Source data

┌──

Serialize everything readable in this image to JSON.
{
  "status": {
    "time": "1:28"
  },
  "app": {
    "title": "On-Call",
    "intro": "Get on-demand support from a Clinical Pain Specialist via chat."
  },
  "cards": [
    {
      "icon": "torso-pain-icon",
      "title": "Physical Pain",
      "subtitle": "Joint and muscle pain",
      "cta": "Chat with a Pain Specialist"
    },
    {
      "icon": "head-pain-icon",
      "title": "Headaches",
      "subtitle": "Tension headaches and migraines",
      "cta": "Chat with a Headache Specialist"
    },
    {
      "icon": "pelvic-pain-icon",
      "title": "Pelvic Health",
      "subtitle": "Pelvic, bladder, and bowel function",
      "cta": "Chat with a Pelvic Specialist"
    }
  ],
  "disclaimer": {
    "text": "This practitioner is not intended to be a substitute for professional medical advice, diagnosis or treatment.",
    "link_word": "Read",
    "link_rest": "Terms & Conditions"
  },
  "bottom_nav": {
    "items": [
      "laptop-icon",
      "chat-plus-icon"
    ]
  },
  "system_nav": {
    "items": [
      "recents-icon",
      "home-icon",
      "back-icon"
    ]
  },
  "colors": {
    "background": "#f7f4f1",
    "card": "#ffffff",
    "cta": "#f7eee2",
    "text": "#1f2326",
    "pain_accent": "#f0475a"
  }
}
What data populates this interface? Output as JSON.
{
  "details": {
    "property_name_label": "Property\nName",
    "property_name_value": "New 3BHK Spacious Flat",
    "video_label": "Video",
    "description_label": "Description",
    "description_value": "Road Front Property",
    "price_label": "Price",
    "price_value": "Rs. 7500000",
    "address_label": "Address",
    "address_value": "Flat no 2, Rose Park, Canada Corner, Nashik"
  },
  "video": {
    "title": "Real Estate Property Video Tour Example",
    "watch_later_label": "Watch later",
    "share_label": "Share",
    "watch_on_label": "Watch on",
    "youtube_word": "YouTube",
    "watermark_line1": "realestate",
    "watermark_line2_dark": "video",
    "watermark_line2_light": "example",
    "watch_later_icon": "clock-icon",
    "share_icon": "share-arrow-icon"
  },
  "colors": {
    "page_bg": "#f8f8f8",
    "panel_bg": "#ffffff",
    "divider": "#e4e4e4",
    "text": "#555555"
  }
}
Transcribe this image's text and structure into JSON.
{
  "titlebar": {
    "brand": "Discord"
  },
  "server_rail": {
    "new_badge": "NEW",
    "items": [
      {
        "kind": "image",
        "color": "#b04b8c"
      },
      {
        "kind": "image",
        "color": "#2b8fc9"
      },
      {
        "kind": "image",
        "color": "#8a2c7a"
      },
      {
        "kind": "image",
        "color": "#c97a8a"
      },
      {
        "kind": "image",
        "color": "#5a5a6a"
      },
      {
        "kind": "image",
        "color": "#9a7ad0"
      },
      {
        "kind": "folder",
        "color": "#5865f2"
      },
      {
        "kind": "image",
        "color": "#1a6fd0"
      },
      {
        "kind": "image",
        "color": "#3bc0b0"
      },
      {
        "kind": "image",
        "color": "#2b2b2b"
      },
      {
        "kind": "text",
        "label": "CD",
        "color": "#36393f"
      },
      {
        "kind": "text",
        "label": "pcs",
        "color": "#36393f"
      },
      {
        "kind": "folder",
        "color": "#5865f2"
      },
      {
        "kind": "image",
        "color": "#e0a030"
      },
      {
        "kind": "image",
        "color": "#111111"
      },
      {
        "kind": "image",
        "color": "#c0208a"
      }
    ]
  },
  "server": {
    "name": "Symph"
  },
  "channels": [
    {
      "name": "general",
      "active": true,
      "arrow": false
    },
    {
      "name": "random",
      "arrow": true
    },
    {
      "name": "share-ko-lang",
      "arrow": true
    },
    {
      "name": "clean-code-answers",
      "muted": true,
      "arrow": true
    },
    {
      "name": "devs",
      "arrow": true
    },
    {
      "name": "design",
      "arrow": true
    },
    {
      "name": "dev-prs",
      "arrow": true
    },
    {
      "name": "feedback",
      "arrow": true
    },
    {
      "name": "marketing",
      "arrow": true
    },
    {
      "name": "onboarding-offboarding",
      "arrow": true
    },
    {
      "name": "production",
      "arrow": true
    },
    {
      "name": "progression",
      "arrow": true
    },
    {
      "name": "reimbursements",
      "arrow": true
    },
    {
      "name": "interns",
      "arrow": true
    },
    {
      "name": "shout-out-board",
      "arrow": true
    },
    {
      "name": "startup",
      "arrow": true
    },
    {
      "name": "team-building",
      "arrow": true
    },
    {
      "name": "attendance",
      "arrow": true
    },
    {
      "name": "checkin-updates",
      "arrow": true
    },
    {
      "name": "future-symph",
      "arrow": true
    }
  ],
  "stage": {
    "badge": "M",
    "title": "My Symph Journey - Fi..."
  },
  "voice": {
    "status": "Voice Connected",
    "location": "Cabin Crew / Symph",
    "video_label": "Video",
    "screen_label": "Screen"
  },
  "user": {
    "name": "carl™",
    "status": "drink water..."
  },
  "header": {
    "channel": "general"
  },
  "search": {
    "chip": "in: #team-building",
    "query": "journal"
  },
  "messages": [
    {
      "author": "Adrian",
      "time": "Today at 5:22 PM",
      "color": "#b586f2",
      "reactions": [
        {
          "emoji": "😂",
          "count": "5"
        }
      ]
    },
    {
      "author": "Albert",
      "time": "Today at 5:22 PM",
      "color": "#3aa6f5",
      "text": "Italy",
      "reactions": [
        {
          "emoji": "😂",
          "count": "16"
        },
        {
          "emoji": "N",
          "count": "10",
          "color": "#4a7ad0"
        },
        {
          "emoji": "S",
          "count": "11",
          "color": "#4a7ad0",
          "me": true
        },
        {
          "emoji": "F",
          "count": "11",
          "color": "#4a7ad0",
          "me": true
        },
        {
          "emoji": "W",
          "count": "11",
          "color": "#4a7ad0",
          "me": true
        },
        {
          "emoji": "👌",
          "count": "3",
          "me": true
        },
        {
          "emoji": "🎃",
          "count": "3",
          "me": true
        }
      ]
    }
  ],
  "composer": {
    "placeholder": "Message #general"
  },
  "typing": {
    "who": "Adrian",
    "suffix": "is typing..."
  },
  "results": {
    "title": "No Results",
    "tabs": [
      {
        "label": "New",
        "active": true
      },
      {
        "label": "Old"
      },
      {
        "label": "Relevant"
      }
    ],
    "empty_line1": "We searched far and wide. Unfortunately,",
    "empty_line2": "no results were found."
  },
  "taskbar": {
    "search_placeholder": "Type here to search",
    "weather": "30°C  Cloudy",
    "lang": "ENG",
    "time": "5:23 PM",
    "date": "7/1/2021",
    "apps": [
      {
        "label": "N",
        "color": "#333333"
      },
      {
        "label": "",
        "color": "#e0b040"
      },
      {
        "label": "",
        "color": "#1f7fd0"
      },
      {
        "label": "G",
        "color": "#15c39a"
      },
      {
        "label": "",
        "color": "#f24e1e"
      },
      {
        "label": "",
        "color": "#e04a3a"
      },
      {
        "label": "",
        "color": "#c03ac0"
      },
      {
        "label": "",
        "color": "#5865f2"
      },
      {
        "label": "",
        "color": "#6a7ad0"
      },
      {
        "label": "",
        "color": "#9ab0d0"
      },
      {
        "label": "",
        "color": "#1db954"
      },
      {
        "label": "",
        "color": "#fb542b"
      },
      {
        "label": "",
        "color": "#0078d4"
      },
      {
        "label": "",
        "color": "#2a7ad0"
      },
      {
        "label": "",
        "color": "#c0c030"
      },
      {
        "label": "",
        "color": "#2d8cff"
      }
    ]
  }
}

└──

Search the listing for the string "emoji". Copy each line where it turns up.

          "emoji": "😂",
          "emoji": "😂",
          "emoji": "N",
          "emoji": "S",
          "emoji": "F",
          "emoji": "W",
          "emoji": "👌",
          "emoji": "🎃",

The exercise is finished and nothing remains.